Excerpts from a figure dataset:
= = = = =

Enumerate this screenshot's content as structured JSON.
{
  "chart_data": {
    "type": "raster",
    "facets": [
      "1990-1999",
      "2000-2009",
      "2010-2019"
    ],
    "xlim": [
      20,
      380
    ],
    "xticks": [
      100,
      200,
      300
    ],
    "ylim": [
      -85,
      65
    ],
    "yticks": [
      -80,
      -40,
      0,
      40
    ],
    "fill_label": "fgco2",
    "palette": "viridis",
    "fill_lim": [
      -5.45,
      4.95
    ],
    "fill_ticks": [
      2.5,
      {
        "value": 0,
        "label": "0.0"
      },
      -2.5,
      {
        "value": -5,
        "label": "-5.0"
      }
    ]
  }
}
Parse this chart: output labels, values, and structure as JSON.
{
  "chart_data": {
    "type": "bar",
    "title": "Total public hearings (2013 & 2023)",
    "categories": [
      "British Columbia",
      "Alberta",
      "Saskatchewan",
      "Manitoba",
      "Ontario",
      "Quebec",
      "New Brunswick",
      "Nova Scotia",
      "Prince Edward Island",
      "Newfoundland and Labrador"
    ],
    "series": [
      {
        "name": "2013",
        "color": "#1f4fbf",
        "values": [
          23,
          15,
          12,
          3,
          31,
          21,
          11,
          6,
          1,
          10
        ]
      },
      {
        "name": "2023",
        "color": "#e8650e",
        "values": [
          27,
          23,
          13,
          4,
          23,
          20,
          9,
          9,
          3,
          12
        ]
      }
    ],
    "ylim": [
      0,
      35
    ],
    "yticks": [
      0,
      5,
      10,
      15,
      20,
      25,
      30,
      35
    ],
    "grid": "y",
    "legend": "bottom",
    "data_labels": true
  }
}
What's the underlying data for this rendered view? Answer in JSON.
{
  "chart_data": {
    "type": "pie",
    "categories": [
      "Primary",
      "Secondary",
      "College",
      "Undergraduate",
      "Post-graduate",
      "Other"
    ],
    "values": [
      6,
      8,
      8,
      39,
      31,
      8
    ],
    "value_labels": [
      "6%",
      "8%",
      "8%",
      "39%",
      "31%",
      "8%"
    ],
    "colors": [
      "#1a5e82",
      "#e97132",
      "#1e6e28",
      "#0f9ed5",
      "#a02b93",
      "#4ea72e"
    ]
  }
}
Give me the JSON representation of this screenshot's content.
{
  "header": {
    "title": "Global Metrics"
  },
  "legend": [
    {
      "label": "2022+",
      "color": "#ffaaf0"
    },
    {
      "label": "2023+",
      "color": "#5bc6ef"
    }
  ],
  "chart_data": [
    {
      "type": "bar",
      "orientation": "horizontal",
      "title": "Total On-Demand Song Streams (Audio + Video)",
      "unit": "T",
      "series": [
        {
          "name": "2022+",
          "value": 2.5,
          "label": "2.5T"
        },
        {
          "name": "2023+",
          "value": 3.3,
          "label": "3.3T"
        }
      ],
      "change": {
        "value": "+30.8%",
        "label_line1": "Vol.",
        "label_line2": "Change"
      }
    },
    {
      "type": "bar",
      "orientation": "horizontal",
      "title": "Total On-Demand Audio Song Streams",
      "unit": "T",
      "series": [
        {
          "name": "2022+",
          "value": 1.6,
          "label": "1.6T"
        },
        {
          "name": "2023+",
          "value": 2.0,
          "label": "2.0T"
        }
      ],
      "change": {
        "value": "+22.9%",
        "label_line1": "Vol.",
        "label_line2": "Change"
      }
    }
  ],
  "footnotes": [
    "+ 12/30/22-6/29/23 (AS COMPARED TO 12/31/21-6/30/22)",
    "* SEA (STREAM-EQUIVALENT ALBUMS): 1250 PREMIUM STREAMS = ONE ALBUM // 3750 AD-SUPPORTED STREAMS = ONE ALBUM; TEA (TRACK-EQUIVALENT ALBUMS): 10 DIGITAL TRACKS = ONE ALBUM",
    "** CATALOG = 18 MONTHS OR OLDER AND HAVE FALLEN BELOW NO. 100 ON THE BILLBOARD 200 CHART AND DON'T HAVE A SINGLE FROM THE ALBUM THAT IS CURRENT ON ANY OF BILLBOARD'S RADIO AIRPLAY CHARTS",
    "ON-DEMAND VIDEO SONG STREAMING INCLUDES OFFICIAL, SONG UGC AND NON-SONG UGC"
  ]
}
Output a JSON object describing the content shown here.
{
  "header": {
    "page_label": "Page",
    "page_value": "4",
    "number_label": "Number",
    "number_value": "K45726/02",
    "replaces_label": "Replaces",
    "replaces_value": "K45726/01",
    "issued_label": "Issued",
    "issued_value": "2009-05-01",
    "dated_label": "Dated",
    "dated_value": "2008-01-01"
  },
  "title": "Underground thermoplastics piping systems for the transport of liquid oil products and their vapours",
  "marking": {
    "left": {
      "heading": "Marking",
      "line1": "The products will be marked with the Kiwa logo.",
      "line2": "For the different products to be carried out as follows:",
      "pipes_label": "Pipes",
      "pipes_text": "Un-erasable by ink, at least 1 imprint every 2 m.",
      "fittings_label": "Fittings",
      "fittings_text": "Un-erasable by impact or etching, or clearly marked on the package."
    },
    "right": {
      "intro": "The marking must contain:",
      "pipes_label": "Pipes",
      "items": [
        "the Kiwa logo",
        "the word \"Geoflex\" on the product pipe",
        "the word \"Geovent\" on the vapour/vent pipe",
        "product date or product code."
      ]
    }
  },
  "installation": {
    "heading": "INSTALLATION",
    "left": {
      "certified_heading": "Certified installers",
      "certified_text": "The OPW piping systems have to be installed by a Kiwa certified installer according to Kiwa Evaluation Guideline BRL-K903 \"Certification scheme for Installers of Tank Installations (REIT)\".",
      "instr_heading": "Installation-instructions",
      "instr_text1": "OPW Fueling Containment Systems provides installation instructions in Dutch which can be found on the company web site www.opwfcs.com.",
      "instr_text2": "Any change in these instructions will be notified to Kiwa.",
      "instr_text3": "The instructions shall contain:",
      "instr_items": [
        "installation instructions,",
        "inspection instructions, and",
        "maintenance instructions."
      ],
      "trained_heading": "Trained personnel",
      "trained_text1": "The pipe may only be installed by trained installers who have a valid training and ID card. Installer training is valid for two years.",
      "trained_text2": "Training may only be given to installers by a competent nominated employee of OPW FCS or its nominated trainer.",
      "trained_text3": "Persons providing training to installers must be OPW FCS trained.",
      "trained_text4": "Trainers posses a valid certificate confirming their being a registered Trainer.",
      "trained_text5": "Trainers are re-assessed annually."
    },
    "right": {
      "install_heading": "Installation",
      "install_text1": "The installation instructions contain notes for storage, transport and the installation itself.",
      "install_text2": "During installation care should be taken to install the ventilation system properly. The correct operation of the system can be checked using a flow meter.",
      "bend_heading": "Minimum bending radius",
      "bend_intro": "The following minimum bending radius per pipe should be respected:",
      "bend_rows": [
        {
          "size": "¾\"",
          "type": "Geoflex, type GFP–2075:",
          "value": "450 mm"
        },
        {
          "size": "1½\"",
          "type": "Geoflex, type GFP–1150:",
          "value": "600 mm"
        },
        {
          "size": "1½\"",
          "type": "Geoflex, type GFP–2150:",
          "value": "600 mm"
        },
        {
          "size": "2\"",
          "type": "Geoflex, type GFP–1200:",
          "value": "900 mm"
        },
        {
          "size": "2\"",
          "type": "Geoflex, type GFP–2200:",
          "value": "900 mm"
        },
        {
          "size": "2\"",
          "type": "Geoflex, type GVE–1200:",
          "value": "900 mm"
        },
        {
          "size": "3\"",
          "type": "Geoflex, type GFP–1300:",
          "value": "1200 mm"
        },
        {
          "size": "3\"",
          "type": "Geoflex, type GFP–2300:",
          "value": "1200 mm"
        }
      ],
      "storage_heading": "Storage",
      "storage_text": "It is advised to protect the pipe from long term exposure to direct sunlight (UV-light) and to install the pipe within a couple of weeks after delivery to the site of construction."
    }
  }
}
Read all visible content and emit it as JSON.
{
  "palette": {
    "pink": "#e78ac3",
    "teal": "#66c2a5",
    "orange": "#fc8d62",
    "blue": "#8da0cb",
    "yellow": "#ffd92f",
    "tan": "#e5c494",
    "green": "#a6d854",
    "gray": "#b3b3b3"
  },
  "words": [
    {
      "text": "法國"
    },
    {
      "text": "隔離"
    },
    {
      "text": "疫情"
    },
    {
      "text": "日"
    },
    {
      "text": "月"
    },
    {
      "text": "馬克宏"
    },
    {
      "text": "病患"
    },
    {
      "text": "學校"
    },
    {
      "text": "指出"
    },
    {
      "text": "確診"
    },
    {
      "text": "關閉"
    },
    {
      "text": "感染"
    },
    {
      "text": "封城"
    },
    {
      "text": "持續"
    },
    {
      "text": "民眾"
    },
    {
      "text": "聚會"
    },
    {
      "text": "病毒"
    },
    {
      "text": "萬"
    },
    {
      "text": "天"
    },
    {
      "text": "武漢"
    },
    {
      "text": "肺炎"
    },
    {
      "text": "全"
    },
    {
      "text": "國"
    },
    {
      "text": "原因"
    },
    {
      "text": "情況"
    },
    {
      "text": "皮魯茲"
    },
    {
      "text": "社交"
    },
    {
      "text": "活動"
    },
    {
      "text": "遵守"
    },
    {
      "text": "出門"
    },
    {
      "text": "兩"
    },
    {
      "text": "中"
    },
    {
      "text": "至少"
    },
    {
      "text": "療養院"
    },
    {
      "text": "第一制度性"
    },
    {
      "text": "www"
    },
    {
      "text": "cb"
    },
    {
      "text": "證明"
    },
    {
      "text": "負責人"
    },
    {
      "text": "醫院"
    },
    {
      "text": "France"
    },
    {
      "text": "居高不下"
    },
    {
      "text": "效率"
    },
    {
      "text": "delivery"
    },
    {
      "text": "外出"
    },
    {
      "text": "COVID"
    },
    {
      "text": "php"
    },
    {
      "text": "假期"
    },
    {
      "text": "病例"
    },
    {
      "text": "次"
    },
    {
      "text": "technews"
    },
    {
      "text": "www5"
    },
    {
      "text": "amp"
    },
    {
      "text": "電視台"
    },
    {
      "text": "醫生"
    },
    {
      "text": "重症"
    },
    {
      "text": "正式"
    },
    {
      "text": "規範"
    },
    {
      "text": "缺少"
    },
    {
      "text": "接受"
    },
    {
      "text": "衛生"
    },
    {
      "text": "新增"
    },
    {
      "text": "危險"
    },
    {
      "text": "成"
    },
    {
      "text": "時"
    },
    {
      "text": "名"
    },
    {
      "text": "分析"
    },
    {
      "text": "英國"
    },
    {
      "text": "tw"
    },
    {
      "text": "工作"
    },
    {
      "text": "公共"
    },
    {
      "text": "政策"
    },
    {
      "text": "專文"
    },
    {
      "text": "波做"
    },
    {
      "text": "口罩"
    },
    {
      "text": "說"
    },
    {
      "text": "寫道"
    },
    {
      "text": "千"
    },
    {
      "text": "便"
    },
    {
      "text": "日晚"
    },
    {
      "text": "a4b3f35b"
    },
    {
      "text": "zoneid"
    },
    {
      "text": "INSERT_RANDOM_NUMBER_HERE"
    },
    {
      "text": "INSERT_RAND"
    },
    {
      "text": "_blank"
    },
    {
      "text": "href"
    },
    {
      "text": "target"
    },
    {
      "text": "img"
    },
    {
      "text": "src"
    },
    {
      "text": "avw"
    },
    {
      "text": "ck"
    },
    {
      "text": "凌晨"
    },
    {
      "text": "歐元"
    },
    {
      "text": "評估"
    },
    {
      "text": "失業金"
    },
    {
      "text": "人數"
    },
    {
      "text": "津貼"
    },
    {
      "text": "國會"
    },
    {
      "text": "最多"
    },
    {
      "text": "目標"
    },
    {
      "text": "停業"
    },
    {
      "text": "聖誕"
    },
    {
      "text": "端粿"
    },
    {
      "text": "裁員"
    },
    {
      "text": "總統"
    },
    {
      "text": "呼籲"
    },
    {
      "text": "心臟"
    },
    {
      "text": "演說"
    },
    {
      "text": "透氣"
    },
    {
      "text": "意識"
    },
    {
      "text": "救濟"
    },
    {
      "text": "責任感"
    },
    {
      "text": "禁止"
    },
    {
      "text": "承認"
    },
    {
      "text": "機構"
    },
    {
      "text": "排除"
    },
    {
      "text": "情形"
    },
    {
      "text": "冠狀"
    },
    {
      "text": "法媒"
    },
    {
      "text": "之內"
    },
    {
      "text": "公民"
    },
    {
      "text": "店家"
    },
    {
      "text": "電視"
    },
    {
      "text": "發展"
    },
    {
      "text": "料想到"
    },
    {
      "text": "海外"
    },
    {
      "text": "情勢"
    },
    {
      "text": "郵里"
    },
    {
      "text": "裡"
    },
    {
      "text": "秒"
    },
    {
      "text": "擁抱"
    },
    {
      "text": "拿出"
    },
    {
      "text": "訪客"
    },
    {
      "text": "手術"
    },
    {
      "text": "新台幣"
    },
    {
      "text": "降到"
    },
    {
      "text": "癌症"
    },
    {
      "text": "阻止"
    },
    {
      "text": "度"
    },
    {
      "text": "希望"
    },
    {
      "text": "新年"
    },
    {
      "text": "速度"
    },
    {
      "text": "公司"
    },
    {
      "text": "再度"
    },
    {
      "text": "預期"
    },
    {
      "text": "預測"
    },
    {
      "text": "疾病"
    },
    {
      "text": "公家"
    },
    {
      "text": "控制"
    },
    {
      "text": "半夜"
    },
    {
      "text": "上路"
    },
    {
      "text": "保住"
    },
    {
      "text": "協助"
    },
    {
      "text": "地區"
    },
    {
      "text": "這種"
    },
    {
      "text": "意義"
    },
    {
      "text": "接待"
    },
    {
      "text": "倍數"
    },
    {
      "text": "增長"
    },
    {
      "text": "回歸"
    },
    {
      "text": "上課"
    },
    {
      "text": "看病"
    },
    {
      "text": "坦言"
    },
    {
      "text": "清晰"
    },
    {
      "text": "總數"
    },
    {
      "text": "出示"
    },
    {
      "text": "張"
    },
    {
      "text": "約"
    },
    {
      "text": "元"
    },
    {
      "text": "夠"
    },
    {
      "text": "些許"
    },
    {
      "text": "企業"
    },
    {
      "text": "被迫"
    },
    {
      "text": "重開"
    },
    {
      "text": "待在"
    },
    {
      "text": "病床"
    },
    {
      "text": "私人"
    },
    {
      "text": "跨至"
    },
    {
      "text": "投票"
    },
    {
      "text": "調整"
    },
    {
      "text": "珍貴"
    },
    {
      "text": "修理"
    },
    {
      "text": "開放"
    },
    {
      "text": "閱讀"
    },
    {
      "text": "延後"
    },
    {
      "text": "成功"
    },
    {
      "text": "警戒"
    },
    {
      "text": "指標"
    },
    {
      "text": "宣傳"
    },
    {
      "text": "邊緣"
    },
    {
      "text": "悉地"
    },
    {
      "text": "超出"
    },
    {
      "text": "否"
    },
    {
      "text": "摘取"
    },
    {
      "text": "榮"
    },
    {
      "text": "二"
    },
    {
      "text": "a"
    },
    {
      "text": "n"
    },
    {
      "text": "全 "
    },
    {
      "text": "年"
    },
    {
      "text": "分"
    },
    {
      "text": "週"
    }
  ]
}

= = = = =

* Your instructions *
Above are the records. Identify each line that contains the word "products".

* Exercise solution *
  "title": "Underground thermoplastics piping systems for the transport of liquid oil products and their vapours",
      "line1": "The products will be marked with the Kiwa logo.",
      "line2": "For the different products to be carried out as follows:",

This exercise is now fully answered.